*Exercise aim*
Return the records word for word. Any pictures in them are not part of the copy.

*Recorded information*

-- start --

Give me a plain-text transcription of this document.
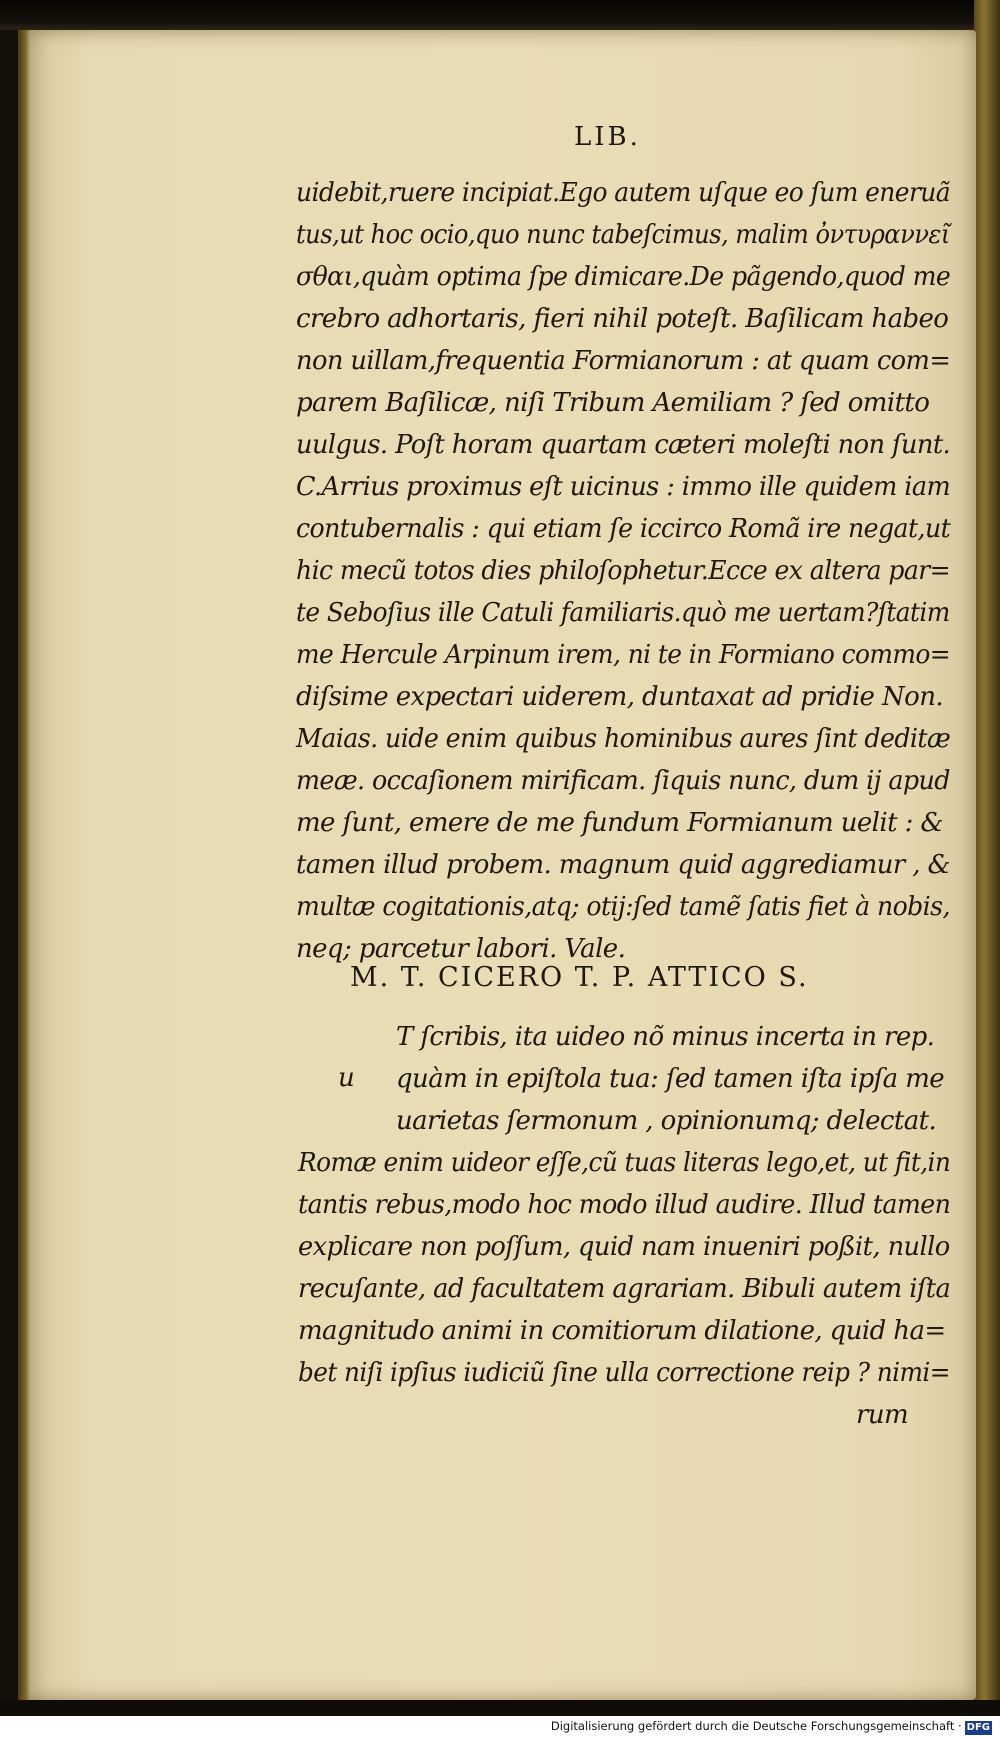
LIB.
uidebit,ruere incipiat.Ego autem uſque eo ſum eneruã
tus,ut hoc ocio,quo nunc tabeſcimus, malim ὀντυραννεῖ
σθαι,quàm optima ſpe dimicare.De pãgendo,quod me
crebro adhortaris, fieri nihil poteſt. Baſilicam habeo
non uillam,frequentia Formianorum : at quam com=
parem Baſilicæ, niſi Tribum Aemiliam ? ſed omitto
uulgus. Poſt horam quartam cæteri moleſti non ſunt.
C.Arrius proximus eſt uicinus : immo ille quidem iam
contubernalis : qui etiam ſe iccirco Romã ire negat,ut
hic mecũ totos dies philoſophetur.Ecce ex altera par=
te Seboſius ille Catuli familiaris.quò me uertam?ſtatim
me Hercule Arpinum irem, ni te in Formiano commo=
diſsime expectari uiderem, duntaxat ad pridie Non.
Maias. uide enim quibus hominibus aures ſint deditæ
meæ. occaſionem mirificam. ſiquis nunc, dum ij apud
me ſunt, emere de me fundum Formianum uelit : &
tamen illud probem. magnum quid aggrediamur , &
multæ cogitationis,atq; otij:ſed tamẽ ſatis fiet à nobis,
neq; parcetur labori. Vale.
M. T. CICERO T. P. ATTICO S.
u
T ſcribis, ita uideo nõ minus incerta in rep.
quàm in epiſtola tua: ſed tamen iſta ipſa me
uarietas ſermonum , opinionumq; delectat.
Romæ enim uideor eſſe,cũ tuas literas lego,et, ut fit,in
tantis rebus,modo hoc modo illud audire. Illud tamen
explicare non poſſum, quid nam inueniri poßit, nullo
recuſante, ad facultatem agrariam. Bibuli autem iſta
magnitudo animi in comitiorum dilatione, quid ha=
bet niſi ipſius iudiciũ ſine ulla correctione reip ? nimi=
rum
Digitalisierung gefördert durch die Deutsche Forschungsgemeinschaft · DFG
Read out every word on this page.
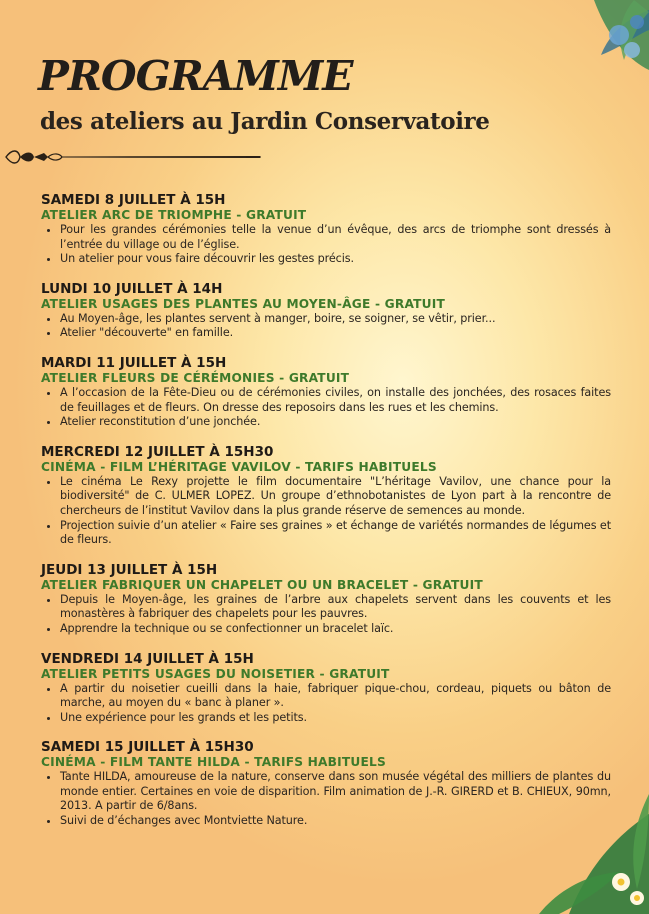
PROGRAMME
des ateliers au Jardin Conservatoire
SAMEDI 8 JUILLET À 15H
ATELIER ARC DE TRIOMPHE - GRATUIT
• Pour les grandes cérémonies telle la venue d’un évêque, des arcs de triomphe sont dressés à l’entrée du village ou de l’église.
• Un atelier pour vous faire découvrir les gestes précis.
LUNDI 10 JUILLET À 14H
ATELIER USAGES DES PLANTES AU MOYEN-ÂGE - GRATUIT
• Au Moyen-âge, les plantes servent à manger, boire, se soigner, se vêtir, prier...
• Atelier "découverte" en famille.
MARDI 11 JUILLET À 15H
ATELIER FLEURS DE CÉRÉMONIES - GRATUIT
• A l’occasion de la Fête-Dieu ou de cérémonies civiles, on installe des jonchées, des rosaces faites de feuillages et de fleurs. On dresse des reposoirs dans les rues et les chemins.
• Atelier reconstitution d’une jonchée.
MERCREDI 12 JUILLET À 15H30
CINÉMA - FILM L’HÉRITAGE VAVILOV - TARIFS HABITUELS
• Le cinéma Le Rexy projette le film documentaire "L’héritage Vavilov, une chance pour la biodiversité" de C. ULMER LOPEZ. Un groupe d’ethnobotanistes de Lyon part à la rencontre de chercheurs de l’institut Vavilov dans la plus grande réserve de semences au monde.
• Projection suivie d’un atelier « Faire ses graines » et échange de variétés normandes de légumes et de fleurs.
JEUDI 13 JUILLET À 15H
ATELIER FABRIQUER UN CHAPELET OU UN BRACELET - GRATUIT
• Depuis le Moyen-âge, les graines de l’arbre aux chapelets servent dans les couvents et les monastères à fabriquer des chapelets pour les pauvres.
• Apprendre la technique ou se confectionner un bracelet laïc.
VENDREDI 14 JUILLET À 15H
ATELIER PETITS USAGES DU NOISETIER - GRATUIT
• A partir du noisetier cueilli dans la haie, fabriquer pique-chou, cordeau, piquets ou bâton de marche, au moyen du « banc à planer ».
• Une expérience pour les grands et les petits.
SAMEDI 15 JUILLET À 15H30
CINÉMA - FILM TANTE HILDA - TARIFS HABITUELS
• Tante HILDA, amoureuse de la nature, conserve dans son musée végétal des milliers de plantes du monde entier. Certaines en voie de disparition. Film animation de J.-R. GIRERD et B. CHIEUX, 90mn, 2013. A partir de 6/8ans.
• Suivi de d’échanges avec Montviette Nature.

-- end --

*Reply to the task*
Give me a plain-text transcription of this document.
LIB.
uidebit,ruere incipiat.Ego autem uſque eo ſum eneruã
tus,ut hoc ocio,quo nunc tabeſcimus, malim ὀντυραννεῖ
σθαι,quàm optima ſpe dimicare.De pãgendo,quod me
crebro adhortaris, fieri nihil poteſt. Baſilicam habeo
non uillam,frequentia Formianorum : at quam com=
parem Baſilicæ, niſi Tribum Aemiliam ? ſed omitto
uulgus. Poſt horam quartam cæteri moleſti non ſunt.
C.Arrius proximus eſt uicinus : immo ille quidem iam
contubernalis : qui etiam ſe iccirco Romã ire negat,ut
hic mecũ totos dies philoſophetur.Ecce ex altera par=
te Seboſius ille Catuli familiaris.quò me uertam?ſtatim
me Hercule Arpinum irem, ni te in Formiano commo=
diſsime expectari uiderem, duntaxat ad pridie Non.
Maias. uide enim quibus hominibus aures ſint deditæ
meæ. occaſionem mirificam. ſiquis nunc, dum ij apud
me ſunt, emere de me fundum Formianum uelit : &
tamen illud probem. magnum quid aggrediamur , &
multæ cogitationis,atq; otij:ſed tamẽ ſatis fiet à nobis,
neq; parcetur labori. Vale.
M. T. CICERO T. P. ATTICO S.
u
T ſcribis, ita uideo nõ minus incerta in rep.
quàm in epiſtola tua: ſed tamen iſta ipſa me
uarietas ſermonum , opinionumq; delectat.
Romæ enim uideor eſſe,cũ tuas literas lego,et, ut fit,in
tantis rebus,modo hoc modo illud audire. Illud tamen
explicare non poſſum, quid nam inueniri poßit, nullo
recuſante, ad facultatem agrariam. Bibuli autem iſta
magnitudo animi in comitiorum dilatione, quid ha=
bet niſi ipſius iudiciũ ſine ulla correctione reip ? nimi=
rum
Digitalisierung gefördert durch die Deutsche Forschungsgemeinschaft · DFG
Read out every word on this page.
PROGRAMME
des ateliers au Jardin Conservatoire
SAMEDI 8 JUILLET À 15H
ATELIER ARC DE TRIOMPHE - GRATUIT
• Pour les grandes cérémonies telle la venue d’un évêque, des arcs de triomphe sont dressés à l’entrée du village ou de l’église.
• Un atelier pour vous faire découvrir les gestes précis.
LUNDI 10 JUILLET À 14H
ATELIER USAGES DES PLANTES AU MOYEN-ÂGE - GRATUIT
• Au Moyen-âge, les plantes servent à manger, boire, se soigner, se vêtir, prier...
• Atelier "découverte" en famille.
MARDI 11 JUILLET À 15H
ATELIER FLEURS DE CÉRÉMONIES - GRATUIT
• A l’occasion de la Fête-Dieu ou de cérémonies civiles, on installe des jonchées, des rosaces faites de feuillages et de fleurs. On dresse des reposoirs dans les rues et les chemins.
• Atelier reconstitution d’une jonchée.
MERCREDI 12 JUILLET À 15H30
CINÉMA - FILM L’HÉRITAGE VAVILOV - TARIFS HABITUELS
• Le cinéma Le Rexy projette le film documentaire "L’héritage Vavilov, une chance pour la biodiversité" de C. ULMER LOPEZ. Un groupe d’ethnobotanistes de Lyon part à la rencontre de chercheurs de l’institut Vavilov dans la plus grande réserve de semences au monde.
• Projection suivie d’un atelier « Faire ses graines » et échange de variétés normandes de légumes et de fleurs.
JEUDI 13 JUILLET À 15H
ATELIER FABRIQUER UN CHAPELET OU UN BRACELET - GRATUIT
• Depuis le Moyen-âge, les graines de l’arbre aux chapelets servent dans les couvents et les monastères à fabriquer des chapelets pour les pauvres.
• Apprendre la technique ou se confectionner un bracelet laïc.
VENDREDI 14 JUILLET À 15H
ATELIER PETITS USAGES DU NOISETIER - GRATUIT
• A partir du noisetier cueilli dans la haie, fabriquer pique-chou, cordeau, piquets ou bâton de marche, au moyen du « banc à planer ».
• Une expérience pour les grands et les petits.
SAMEDI 15 JUILLET À 15H30
CINÉMA - FILM TANTE HILDA - TARIFS HABITUELS
• Tante HILDA, amoureuse de la nature, conserve dans son musée végétal des milliers de plantes du monde entier. Certaines en voie de disparition. Film animation de J.-R. GIRERD et B. CHIEUX, 90mn, 2013. A partir de 6/8ans.
• Suivi de d’échanges avec Montviette Nature.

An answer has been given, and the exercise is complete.